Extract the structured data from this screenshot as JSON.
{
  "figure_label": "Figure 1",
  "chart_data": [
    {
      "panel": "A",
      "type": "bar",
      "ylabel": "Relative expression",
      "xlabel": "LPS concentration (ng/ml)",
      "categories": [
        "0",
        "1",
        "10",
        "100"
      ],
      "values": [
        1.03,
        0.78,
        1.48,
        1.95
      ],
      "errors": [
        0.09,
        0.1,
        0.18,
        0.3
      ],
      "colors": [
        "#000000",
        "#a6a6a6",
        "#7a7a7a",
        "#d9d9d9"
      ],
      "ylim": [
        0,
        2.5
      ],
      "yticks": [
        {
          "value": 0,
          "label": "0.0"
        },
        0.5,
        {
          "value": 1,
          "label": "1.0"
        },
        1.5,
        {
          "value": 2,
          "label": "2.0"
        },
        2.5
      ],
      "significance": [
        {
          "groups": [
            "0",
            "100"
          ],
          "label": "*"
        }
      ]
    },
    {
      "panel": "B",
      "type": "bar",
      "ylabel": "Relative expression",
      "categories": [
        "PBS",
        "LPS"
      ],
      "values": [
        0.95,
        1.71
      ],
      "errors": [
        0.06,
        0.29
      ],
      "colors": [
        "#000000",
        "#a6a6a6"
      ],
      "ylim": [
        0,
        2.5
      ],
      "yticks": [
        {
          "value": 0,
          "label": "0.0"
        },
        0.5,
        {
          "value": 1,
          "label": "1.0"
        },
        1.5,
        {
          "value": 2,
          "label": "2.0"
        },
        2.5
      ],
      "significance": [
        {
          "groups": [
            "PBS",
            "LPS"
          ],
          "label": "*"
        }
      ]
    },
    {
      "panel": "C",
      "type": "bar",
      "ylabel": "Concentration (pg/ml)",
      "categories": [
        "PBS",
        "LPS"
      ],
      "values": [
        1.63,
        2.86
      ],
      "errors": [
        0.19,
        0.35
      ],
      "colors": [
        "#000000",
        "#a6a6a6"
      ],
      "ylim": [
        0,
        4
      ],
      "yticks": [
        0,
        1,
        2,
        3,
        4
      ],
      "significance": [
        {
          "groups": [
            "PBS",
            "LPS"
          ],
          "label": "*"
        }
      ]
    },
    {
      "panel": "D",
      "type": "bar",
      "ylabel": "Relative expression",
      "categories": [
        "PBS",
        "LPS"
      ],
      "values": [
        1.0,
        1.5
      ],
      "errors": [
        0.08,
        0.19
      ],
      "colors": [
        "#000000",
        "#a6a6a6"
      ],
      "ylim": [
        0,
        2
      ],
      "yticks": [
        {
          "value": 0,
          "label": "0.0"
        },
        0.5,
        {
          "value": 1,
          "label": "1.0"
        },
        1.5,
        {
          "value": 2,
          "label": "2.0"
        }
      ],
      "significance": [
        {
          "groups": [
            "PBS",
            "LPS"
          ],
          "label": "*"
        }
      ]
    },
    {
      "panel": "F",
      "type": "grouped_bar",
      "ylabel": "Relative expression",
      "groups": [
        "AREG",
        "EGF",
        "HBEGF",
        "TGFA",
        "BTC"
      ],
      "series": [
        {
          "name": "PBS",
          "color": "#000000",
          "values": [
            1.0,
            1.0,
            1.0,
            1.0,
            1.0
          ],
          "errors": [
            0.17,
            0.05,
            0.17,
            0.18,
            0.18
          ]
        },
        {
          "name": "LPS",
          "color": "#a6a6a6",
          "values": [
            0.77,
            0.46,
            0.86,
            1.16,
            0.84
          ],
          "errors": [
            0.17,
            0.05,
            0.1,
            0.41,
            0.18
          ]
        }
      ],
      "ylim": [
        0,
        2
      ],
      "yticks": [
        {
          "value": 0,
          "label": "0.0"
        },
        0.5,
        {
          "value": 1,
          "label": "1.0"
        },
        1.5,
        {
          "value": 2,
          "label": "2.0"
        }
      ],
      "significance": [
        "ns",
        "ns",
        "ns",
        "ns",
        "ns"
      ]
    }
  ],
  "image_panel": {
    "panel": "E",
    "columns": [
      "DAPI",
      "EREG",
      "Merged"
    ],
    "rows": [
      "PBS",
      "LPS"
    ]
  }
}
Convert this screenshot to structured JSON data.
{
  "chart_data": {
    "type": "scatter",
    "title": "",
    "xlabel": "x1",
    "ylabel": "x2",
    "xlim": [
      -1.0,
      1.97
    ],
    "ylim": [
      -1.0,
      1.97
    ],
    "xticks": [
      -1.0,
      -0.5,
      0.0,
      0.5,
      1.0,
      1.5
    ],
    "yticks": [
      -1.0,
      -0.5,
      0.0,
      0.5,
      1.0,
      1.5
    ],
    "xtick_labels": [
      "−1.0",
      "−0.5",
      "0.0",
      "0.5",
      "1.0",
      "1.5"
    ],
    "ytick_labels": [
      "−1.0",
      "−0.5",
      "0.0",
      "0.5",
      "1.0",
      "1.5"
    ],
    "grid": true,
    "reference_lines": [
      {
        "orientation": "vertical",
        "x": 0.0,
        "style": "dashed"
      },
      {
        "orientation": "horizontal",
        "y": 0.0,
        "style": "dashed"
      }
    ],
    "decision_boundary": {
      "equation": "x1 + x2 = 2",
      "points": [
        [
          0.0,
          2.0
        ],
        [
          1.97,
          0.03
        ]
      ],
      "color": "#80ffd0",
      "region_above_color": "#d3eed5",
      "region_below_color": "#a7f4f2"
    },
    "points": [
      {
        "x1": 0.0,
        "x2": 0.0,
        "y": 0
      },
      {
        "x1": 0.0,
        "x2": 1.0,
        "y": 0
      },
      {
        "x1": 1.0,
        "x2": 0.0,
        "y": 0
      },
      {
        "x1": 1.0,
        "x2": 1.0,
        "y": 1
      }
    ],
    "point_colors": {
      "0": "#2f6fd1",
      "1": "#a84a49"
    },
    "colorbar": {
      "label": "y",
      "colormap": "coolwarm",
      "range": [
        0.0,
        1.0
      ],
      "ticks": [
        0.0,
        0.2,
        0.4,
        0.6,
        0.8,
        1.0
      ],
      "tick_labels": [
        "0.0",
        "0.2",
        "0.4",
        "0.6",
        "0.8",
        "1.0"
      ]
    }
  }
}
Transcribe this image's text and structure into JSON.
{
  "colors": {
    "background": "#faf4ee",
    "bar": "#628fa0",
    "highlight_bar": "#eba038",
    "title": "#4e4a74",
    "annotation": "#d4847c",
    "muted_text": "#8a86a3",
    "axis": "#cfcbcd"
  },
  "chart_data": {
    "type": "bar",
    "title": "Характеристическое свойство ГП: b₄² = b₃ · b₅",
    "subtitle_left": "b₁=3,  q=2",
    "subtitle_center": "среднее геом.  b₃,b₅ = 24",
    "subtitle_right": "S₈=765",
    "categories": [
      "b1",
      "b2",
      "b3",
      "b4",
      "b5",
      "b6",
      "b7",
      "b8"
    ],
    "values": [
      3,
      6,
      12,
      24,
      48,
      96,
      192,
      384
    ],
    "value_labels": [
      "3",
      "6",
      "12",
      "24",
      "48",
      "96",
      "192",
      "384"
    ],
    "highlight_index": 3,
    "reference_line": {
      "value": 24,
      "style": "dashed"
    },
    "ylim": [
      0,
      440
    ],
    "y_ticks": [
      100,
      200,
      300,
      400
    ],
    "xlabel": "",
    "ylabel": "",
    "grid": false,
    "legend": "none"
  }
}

WORK TO BE COMPLETED:
Return every record, word for word.

WRITTEN SOLUTION:
Extract the structured data from this screenshot as JSON.
{
  "figure_label": "Figure 1",
  "chart_data": [
    {
      "panel": "A",
      "type": "bar",
      "ylabel": "Relative expression",
      "xlabel": "LPS concentration (ng/ml)",
      "categories": [
        "0",
        "1",
        "10",
        "100"
      ],
      "values": [
        1.03,
        0.78,
        1.48,
        1.95
      ],
      "errors": [
        0.09,
        0.1,
        0.18,
        0.3
      ],
      "colors": [
        "#000000",
        "#a6a6a6",
        "#7a7a7a",
        "#d9d9d9"
      ],
      "ylim": [
        0,
        2.5
      ],
      "yticks": [
        {
          "value": 0,
          "label": "0.0"
        },
        0.5,
        {
          "value": 1,
          "label": "1.0"
        },
        1.5,
        {
          "value": 2,
          "label": "2.0"
        },
        2.5
      ],
      "significance": [
        {
          "groups": [
            "0",
            "100"
          ],
          "label": "*"
        }
      ]
    },
    {
      "panel": "B",
      "type": "bar",
      "ylabel": "Relative expression",
      "categories": [
        "PBS",
        "LPS"
      ],
      "values": [
        0.95,
        1.71
      ],
      "errors": [
        0.06,
        0.29
      ],
      "colors": [
        "#000000",
        "#a6a6a6"
      ],
      "ylim": [
        0,
        2.5
      ],
      "yticks": [
        {
          "value": 0,
          "label": "0.0"
        },
        0.5,
        {
          "value": 1,
          "label": "1.0"
        },
        1.5,
        {
          "value": 2,
          "label": "2.0"
        },
        2.5
      ],
      "significance": [
        {
          "groups": [
            "PBS",
            "LPS"
          ],
          "label": "*"
        }
      ]
    },
    {
      "panel": "C",
      "type": "bar",
      "ylabel": "Concentration (pg/ml)",
      "categories": [
        "PBS",
        "LPS"
      ],
      "values": [
        1.63,
        2.86
      ],
      "errors": [
        0.19,
        0.35
      ],
      "colors": [
        "#000000",
        "#a6a6a6"
      ],
      "ylim": [
        0,
        4
      ],
      "yticks": [
        0,
        1,
        2,
        3,
        4
      ],
      "significance": [
        {
          "groups": [
            "PBS",
            "LPS"
          ],
          "label": "*"
        }
      ]
    },
    {
      "panel": "D",
      "type": "bar",
      "ylabel": "Relative expression",
      "categories": [
        "PBS",
        "LPS"
      ],
      "values": [
        1.0,
        1.5
      ],
      "errors": [
        0.08,
        0.19
      ],
      "colors": [
        "#000000",
        "#a6a6a6"
      ],
      "ylim": [
        0,
        2
      ],
      "yticks": [
        {
          "value": 0,
          "label": "0.0"
        },
        0.5,
        {
          "value": 1,
          "label": "1.0"
        },
        1.5,
        {
          "value": 2,
          "label": "2.0"
        }
      ],
      "significance": [
        {
          "groups": [
            "PBS",
            "LPS"
          ],
          "label": "*"
        }
      ]
    },
    {
      "panel": "F",
      "type": "grouped_bar",
      "ylabel": "Relative expression",
      "groups": [
        "AREG",
        "EGF",
        "HBEGF",
        "TGFA",
        "BTC"
      ],
      "series": [
        {
          "name": "PBS",
          "color": "#000000",
          "values": [
            1.0,
            1.0,
            1.0,
            1.0,
            1.0
          ],
          "errors": [
            0.17,
            0.05,
            0.17,
            0.18,
            0.18
          ]
        },
        {
          "name": "LPS",
          "color": "#a6a6a6",
          "values": [
            0.77,
            0.46,
            0.86,
            1.16,
            0.84
          ],
          "errors": [
            0.17,
            0.05,
            0.1,
            0.41,
            0.18
          ]
        }
      ],
      "ylim": [
        0,
        2
      ],
      "yticks": [
        {
          "value": 0,
          "label": "0.0"
        },
        0.5,
        {
          "value": 1,
          "label": "1.0"
        },
        1.5,
        {
          "value": 2,
          "label": "2.0"
        }
      ],
      "significance": [
        "ns",
        "ns",
        "ns",
        "ns",
        "ns"
      ]
    }
  ],
  "image_panel": {
    "panel": "E",
    "columns": [
      "DAPI",
      "EREG",
      "Merged"
    ],
    "rows": [
      "PBS",
      "LPS"
    ]
  }
}
Convert this screenshot to structured JSON data.
{
  "chart_data": {
    "type": "scatter",
    "title": "",
    "xlabel": "x1",
    "ylabel": "x2",
    "xlim": [
      -1.0,
      1.97
    ],
    "ylim": [
      -1.0,
      1.97
    ],
    "xticks": [
      -1.0,
      -0.5,
      0.0,
      0.5,
      1.0,
      1.5
    ],
    "yticks": [
      -1.0,
      -0.5,
      0.0,
      0.5,
      1.0,
      1.5
    ],
    "xtick_labels": [
      "−1.0",
      "−0.5",
      "0.0",
      "0.5",
      "1.0",
      "1.5"
    ],
    "ytick_labels": [
      "−1.0",
      "−0.5",
      "0.0",
      "0.5",
      "1.0",
      "1.5"
    ],
    "grid": true,
    "reference_lines": [
      {
        "orientation": "vertical",
        "x": 0.0,
        "style": "dashed"
      },
      {
        "orientation": "horizontal",
        "y": 0.0,
        "style": "dashed"
      }
    ],
    "decision_boundary": {
      "equation": "x1 + x2 = 2",
      "points": [
        [
          0.0,
          2.0
        ],
        [
          1.97,
          0.03
        ]
      ],
      "color": "#80ffd0",
      "region_above_color": "#d3eed5",
      "region_below_color": "#a7f4f2"
    },
    "points": [
      {
        "x1": 0.0,
        "x2": 0.0,
        "y": 0
      },
      {
        "x1": 0.0,
        "x2": 1.0,
        "y": 0
      },
      {
        "x1": 1.0,
        "x2": 0.0,
        "y": 0
      },
      {
        "x1": 1.0,
        "x2": 1.0,
        "y": 1
      }
    ],
    "point_colors": {
      "0": "#2f6fd1",
      "1": "#a84a49"
    },
    "colorbar": {
      "label": "y",
      "colormap": "coolwarm",
      "range": [
        0.0,
        1.0
      ],
      "ticks": [
        0.0,
        0.2,
        0.4,
        0.6,
        0.8,
        1.0
      ],
      "tick_labels": [
        "0.0",
        "0.2",
        "0.4",
        "0.6",
        "0.8",
        "1.0"
      ]
    }
  }
}
Transcribe this image's text and structure into JSON.
{
  "colors": {
    "background": "#faf4ee",
    "bar": "#628fa0",
    "highlight_bar": "#eba038",
    "title": "#4e4a74",
    "annotation": "#d4847c",
    "muted_text": "#8a86a3",
    "axis": "#cfcbcd"
  },
  "chart_data": {
    "type": "bar",
    "title": "Характеристическое свойство ГП: b₄² = b₃ · b₅",
    "subtitle_left": "b₁=3,  q=2",
    "subtitle_center": "среднее геом.  b₃,b₅ = 24",
    "subtitle_right": "S₈=765",
    "categories": [
      "b1",
      "b2",
      "b3",
      "b4",
      "b5",
      "b6",
      "b7",
      "b8"
    ],
    "values": [
      3,
      6,
      12,
      24,
      48,
      96,
      192,
      384
    ],
    "value_labels": [
      "3",
      "6",
      "12",
      "24",
      "48",
      "96",
      "192",
      "384"
    ],
    "highlight_index": 3,
    "reference_line": {
      "value": 24,
      "style": "dashed"
    },
    "ylim": [
      0,
      440
    ],
    "y_ticks": [
      100,
      200,
      300,
      400
    ],
    "xlabel": "",
    "ylabel": "",
    "grid": false,
    "legend": "none"
  }
}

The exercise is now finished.